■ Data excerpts
* Start *

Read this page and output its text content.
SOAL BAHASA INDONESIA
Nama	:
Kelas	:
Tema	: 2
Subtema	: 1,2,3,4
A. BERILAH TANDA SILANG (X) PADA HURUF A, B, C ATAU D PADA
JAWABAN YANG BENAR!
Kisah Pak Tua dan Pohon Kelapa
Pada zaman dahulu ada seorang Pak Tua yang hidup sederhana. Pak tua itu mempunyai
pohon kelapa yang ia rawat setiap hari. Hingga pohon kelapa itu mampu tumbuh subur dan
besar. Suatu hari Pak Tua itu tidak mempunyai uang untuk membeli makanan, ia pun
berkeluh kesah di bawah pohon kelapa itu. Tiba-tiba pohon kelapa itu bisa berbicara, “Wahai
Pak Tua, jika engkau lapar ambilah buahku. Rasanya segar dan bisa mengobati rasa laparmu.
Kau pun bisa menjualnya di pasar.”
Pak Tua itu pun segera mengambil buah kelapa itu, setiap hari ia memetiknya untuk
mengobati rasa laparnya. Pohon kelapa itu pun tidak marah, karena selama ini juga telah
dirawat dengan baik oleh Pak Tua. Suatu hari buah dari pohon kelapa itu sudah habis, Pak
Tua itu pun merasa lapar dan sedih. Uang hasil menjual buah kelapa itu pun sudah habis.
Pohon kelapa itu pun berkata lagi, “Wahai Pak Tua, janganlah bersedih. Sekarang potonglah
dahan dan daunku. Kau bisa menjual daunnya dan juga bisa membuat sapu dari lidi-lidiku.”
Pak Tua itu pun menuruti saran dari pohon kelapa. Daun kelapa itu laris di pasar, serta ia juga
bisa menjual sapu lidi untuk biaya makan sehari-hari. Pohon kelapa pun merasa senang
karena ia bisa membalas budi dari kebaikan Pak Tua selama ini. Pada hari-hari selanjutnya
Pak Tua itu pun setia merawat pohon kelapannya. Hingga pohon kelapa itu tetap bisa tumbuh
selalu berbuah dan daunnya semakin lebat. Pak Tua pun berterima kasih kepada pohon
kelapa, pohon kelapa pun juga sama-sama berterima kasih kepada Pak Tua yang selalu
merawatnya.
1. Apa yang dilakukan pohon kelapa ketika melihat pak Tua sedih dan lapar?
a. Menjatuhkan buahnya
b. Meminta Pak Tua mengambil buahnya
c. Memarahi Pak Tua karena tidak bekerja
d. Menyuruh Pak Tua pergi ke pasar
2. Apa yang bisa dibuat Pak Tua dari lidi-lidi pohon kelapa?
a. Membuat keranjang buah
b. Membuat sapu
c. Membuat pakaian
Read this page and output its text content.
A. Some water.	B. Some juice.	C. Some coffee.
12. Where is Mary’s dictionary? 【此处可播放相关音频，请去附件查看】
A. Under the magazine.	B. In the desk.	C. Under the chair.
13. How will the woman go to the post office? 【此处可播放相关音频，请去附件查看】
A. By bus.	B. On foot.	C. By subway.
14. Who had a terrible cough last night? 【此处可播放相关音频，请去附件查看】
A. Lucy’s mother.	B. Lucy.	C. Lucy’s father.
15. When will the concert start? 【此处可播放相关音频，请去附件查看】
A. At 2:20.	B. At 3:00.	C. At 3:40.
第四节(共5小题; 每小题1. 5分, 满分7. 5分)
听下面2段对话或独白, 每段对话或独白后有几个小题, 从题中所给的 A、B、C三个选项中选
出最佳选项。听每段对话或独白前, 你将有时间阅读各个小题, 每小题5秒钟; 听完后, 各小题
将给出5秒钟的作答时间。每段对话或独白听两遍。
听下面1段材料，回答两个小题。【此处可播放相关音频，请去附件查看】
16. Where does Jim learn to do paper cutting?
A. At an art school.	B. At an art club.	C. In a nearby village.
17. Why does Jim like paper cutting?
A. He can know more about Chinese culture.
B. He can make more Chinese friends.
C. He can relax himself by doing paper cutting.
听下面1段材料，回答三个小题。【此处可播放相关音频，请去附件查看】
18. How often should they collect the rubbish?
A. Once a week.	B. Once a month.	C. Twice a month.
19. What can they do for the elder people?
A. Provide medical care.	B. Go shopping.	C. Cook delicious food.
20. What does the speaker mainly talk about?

* End *

■ TASK REQUIREMENTS
Reproduce the data shown above exactly.

■ EXERCISE RESULT
Read this page and output its text content.
SOAL BAHASA INDONESIA
Nama	:
Kelas	:
Tema	: 2
Subtema	: 1,2,3,4
A. BERILAH TANDA SILANG (X) PADA HURUF A, B, C ATAU D PADA
JAWABAN YANG BENAR!
Kisah Pak Tua dan Pohon Kelapa
Pada zaman dahulu ada seorang Pak Tua yang hidup sederhana. Pak tua itu mempunyai
pohon kelapa yang ia rawat setiap hari. Hingga pohon kelapa itu mampu tumbuh subur dan
besar. Suatu hari Pak Tua itu tidak mempunyai uang untuk membeli makanan, ia pun
berkeluh kesah di bawah pohon kelapa itu. Tiba-tiba pohon kelapa itu bisa berbicara, “Wahai
Pak Tua, jika engkau lapar ambilah buahku. Rasanya segar dan bisa mengobati rasa laparmu.
Kau pun bisa menjualnya di pasar.”
Pak Tua itu pun segera mengambil buah kelapa itu, setiap hari ia memetiknya untuk
mengobati rasa laparnya. Pohon kelapa itu pun tidak marah, karena selama ini juga telah
dirawat dengan baik oleh Pak Tua. Suatu hari buah dari pohon kelapa itu sudah habis, Pak
Tua itu pun merasa lapar dan sedih. Uang hasil menjual buah kelapa itu pun sudah habis.
Pohon kelapa itu pun berkata lagi, “Wahai Pak Tua, janganlah bersedih. Sekarang potonglah
dahan dan daunku. Kau bisa menjual daunnya dan juga bisa membuat sapu dari lidi-lidiku.”
Pak Tua itu pun menuruti saran dari pohon kelapa. Daun kelapa itu laris di pasar, serta ia juga
bisa menjual sapu lidi untuk biaya makan sehari-hari. Pohon kelapa pun merasa senang
karena ia bisa membalas budi dari kebaikan Pak Tua selama ini. Pada hari-hari selanjutnya
Pak Tua itu pun setia merawat pohon kelapannya. Hingga pohon kelapa itu tetap bisa tumbuh
selalu berbuah dan daunnya semakin lebat. Pak Tua pun berterima kasih kepada pohon
kelapa, pohon kelapa pun juga sama-sama berterima kasih kepada Pak Tua yang selalu
merawatnya.
1. Apa yang dilakukan pohon kelapa ketika melihat pak Tua sedih dan lapar?
a. Menjatuhkan buahnya
b. Meminta Pak Tua mengambil buahnya
c. Memarahi Pak Tua karena tidak bekerja
d. Menyuruh Pak Tua pergi ke pasar
2. Apa yang bisa dibuat Pak Tua dari lidi-lidi pohon kelapa?
a. Membuat keranjang buah
b. Membuat sapu
c. Membuat pakaian
Read this page and output its text content.
A. Some water.	B. Some juice.	C. Some coffee.
12. Where is Mary’s dictionary? 【此处可播放相关音频，请去附件查看】
A. Under the magazine.	B. In the desk.	C. Under the chair.
13. How will the woman go to the post office? 【此处可播放相关音频，请去附件查看】
A. By bus.	B. On foot.	C. By subway.
14. Who had a terrible cough last night? 【此处可播放相关音频，请去附件查看】
A. Lucy’s mother.	B. Lucy.	C. Lucy’s father.
15. When will the concert start? 【此处可播放相关音频，请去附件查看】
A. At 2:20.	B. At 3:00.	C. At 3:40.
第四节(共5小题; 每小题1. 5分, 满分7. 5分)
听下面2段对话或独白, 每段对话或独白后有几个小题, 从题中所给的 A、B、C三个选项中选
出最佳选项。听每段对话或独白前, 你将有时间阅读各个小题, 每小题5秒钟; 听完后, 各小题
将给出5秒钟的作答时间。每段对话或独白听两遍。
听下面1段材料，回答两个小题。【此处可播放相关音频，请去附件查看】
16. Where does Jim learn to do paper cutting?
A. At an art school.	B. At an art club.	C. In a nearby village.
17. Why does Jim like paper cutting?
A. He can know more about Chinese culture.
B. He can make more Chinese friends.
C. He can relax himself by doing paper cutting.
听下面1段材料，回答三个小题。【此处可播放相关音频，请去附件查看】
18. How often should they collect the rubbish?
A. Once a week.	B. Once a month.	C. Twice a month.
19. What can they do for the elder people?
A. Provide medical care.	B. Go shopping.	C. Cook delicious food.
20. What does the speaker mainly talk about?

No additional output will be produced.